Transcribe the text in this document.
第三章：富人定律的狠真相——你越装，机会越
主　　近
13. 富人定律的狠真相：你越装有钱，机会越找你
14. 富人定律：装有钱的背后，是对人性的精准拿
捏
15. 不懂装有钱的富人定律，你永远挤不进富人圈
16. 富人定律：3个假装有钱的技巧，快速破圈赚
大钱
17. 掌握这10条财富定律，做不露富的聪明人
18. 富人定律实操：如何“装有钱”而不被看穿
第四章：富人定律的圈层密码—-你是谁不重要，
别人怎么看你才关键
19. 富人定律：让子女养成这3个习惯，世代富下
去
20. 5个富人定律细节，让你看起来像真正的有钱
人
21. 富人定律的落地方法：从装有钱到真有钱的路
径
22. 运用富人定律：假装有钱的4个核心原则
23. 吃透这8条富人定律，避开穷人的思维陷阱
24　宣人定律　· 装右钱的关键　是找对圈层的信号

====================

WHAT YOU HAVE TO DO: Give a word-for-word copy of the records.

TASK SOLUTION:
Transcribe the text in this document.
第三章：富人定律的狠真相——你越装，机会越
主　　近
13. 富人定律的狠真相：你越装有钱，机会越找你
14. 富人定律：装有钱的背后，是对人性的精准拿
捏
15. 不懂装有钱的富人定律，你永远挤不进富人圈
16. 富人定律：3个假装有钱的技巧，快速破圈赚
大钱
17. 掌握这10条财富定律，做不露富的聪明人
18. 富人定律实操：如何“装有钱”而不被看穿
第四章：富人定律的圈层密码—-你是谁不重要，
别人怎么看你才关键
19. 富人定律：让子女养成这3个习惯，世代富下
去
20. 5个富人定律细节，让你看起来像真正的有钱
人
21. 富人定律的落地方法：从装有钱到真有钱的路
径
22. 运用富人定律：假装有钱的4个核心原则
23. 吃透这8条富人定律，避开穷人的思维陷阱
24　宣人定律　· 装右钱的关键　是找对圈层的信号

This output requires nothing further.